# Work to be completed
Beginning at the line that contains "OCR this image.", reproduce every line to the end of the material without changing any of them.

# Saved data entries
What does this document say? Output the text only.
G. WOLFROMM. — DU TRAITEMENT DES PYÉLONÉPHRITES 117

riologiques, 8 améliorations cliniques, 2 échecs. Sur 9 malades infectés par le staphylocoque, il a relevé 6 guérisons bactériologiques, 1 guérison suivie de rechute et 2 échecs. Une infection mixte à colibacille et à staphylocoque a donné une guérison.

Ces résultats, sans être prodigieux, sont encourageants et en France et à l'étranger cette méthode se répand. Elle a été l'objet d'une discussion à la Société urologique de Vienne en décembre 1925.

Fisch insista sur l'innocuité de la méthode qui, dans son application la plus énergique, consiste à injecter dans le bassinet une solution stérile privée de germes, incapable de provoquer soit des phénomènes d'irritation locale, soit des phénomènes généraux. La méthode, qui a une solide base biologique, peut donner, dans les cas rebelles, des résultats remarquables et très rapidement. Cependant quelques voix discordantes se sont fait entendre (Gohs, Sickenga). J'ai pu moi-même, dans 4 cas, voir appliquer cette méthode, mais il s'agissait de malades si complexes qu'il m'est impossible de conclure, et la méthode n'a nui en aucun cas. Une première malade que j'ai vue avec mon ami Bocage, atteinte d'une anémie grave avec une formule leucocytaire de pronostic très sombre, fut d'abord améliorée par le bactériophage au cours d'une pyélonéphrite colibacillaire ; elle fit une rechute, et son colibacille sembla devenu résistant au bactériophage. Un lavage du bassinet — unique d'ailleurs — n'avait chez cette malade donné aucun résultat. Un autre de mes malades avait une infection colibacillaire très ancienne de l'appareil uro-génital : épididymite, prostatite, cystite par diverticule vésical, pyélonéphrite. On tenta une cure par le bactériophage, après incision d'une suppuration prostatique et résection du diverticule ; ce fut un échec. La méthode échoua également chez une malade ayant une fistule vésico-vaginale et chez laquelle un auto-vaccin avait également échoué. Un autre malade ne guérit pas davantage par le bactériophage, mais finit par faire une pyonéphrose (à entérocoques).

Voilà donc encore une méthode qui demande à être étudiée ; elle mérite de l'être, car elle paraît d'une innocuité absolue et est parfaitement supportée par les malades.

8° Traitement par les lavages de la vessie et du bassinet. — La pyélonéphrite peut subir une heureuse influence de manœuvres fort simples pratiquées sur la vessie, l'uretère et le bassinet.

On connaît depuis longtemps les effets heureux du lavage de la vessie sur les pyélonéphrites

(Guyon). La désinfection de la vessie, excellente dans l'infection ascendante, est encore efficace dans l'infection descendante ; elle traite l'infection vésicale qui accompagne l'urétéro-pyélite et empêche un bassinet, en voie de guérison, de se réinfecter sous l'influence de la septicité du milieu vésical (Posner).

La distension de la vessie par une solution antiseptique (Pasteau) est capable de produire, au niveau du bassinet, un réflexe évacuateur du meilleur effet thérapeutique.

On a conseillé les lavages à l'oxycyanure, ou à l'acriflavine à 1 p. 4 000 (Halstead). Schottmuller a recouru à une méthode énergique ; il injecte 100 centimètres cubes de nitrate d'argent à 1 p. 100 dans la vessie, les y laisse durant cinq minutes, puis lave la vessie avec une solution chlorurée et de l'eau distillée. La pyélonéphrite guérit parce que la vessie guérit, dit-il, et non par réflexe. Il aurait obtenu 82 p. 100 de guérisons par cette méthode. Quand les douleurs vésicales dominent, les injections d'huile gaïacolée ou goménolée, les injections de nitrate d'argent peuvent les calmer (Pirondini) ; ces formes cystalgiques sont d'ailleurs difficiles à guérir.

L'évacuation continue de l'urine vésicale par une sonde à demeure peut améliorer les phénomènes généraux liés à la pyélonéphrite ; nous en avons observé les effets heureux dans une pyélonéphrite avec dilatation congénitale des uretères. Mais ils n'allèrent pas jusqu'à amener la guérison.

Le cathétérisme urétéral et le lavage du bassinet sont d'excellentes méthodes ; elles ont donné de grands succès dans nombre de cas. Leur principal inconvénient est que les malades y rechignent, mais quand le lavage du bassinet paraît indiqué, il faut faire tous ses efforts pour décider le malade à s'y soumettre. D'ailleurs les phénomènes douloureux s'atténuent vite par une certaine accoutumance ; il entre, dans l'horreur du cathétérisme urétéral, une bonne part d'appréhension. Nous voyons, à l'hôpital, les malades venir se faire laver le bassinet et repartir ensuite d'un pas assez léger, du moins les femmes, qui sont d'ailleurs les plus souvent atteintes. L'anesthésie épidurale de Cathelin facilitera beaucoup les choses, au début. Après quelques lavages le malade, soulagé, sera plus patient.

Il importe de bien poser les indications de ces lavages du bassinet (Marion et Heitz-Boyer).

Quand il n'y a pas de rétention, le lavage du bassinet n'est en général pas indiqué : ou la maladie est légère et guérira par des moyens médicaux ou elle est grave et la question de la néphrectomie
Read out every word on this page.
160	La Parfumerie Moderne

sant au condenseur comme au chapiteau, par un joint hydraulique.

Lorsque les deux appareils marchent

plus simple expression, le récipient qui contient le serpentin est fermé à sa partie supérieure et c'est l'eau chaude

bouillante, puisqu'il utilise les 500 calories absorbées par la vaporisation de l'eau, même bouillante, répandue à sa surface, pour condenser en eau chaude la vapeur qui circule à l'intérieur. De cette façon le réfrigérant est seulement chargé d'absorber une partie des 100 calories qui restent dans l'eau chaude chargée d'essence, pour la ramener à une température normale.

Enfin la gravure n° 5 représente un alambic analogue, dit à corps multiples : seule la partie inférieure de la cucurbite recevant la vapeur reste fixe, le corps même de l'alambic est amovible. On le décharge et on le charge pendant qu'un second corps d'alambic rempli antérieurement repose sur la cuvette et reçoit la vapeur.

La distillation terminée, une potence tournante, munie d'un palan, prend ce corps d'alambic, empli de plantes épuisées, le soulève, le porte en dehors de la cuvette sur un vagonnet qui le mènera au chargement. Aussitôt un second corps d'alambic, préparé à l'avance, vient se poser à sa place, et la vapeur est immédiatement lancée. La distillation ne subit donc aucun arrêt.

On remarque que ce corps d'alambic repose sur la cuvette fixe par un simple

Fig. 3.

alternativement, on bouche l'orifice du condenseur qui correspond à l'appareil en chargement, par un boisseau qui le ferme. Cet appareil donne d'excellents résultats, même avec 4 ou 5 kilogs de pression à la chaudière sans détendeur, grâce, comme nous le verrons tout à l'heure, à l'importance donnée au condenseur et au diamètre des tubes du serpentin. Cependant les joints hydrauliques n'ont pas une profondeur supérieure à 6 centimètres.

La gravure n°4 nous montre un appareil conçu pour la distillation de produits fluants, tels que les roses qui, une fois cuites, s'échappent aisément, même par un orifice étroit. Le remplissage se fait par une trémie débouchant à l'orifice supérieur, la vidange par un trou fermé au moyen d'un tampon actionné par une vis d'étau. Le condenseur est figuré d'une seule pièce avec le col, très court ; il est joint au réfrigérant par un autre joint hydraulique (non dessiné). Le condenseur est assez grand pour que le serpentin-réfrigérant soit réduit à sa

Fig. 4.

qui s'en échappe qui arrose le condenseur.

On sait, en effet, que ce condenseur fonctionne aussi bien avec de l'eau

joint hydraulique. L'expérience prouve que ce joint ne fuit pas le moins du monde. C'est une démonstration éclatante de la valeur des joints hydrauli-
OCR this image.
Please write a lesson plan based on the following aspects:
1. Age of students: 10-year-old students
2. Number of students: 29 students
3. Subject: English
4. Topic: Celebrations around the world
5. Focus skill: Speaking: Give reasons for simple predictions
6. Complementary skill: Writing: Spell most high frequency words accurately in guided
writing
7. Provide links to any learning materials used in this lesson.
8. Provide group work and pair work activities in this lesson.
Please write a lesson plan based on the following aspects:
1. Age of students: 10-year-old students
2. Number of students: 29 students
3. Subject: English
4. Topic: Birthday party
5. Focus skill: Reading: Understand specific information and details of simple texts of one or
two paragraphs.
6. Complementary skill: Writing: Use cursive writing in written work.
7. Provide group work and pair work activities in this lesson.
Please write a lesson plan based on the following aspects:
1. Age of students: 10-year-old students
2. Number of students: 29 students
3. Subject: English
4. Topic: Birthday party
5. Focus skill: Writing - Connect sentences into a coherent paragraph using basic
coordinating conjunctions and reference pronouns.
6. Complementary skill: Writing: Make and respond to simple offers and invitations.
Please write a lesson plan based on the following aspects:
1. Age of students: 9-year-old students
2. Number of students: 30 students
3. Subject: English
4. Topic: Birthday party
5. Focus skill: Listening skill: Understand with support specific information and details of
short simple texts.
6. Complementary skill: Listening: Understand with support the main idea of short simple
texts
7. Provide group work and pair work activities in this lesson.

# Solution to the problem
OCR this image.
Please write a lesson plan based on the following aspects:
1. Age of students: 10-year-old students
2. Number of students: 29 students
3. Subject: English
4. Topic: Celebrations around the world
5. Focus skill: Speaking: Give reasons for simple predictions
6. Complementary skill: Writing: Spell most high frequency words accurately in guided
writing
7. Provide links to any learning materials used in this lesson.
8. Provide group work and pair work activities in this lesson.
Please write a lesson plan based on the following aspects:
1. Age of students: 10-year-old students
2. Number of students: 29 students
3. Subject: English
4. Topic: Birthday party
5. Focus skill: Reading: Understand specific information and details of simple texts of one or
two paragraphs.
6. Complementary skill: Writing: Use cursive writing in written work.
7. Provide group work and pair work activities in this lesson.
Please write a lesson plan based on the following aspects:
1. Age of students: 10-year-old students
2. Number of students: 29 students
3. Subject: English
4. Topic: Birthday party
5. Focus skill: Writing - Connect sentences into a coherent paragraph using basic
coordinating conjunctions and reference pronouns.
6. Complementary skill: Writing: Make and respond to simple offers and invitations.
Please write a lesson plan based on the following aspects:
1. Age of students: 9-year-old students
2. Number of students: 30 students
3. Subject: English
4. Topic: Birthday party
5. Focus skill: Listening skill: Understand with support specific information and details of
short simple texts.
6. Complementary skill: Listening: Understand with support the main idea of short simple
texts
7. Provide group work and pair work activities in this lesson.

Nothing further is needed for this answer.